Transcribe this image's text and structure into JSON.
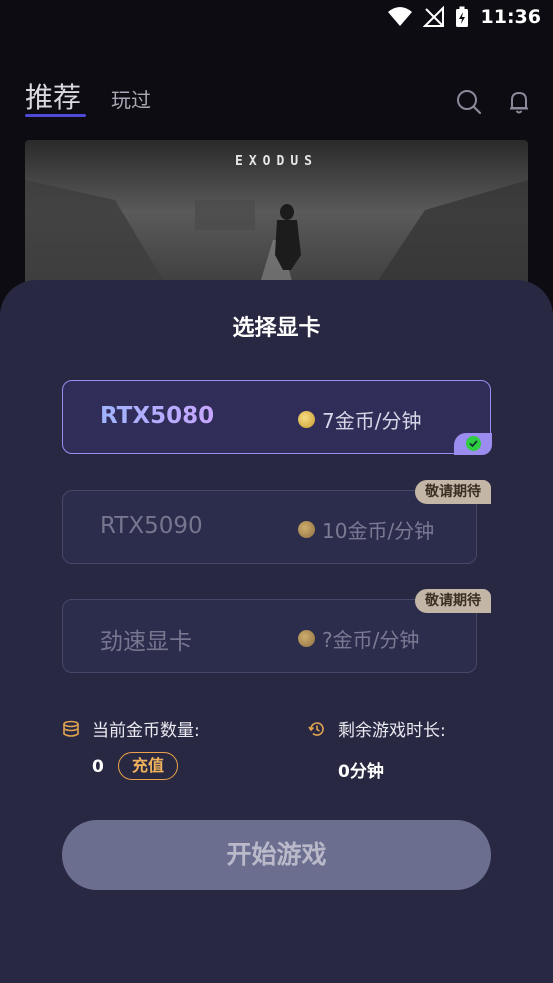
{
  "status_bar": {
    "time": "11:36"
  },
  "nav": {
    "tab_recommend": "推荐",
    "tab_played": "玩过"
  },
  "banner": {
    "title": "EXODUS"
  },
  "sheet": {
    "title": "选择显卡",
    "options": [
      {
        "name": "RTX5080",
        "price": "7金币/分钟",
        "selected": true
      },
      {
        "name": "RTX5090",
        "price": "10金币/分钟",
        "badge": "敬请期待"
      },
      {
        "name": "劲速显卡",
        "price": "?金币/分钟",
        "badge": "敬请期待"
      }
    ],
    "coins_label": "当前金币数量:",
    "coins_value": "0",
    "recharge_label": "充值",
    "time_label": "剩余游戏时长:",
    "time_value": "0分钟",
    "start_label": "开始游戏"
  },
  "colors": {
    "accent": "#9b8df0",
    "sheet_bg": "#282843",
    "gold": "#e9a24a"
  }
}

▬▬▬

WRITTEN REQUEST —
Quote the material word for word, dropping any images it holds.

REPLY TO THE EXERCISE —
Transcribe this image's text and structure into JSON.
{
  "status_bar": {
    "time": "11:36"
  },
  "nav": {
    "tab_recommend": "推荐",
    "tab_played": "玩过"
  },
  "banner": {
    "title": "EXODUS"
  },
  "sheet": {
    "title": "选择显卡",
    "options": [
      {
        "name": "RTX5080",
        "price": "7金币/分钟",
        "selected": true
      },
      {
        "name": "RTX5090",
        "price": "10金币/分钟",
        "badge": "敬请期待"
      },
      {
        "name": "劲速显卡",
        "price": "?金币/分钟",
        "badge": "敬请期待"
      }
    ],
    "coins_label": "当前金币数量:",
    "coins_value": "0",
    "recharge_label": "充值",
    "time_label": "剩余游戏时长:",
    "time_value": "0分钟",
    "start_label": "开始游戏"
  },
  "colors": {
    "accent": "#9b8df0",
    "sheet_bg": "#282843",
    "gold": "#e9a24a"
  }
}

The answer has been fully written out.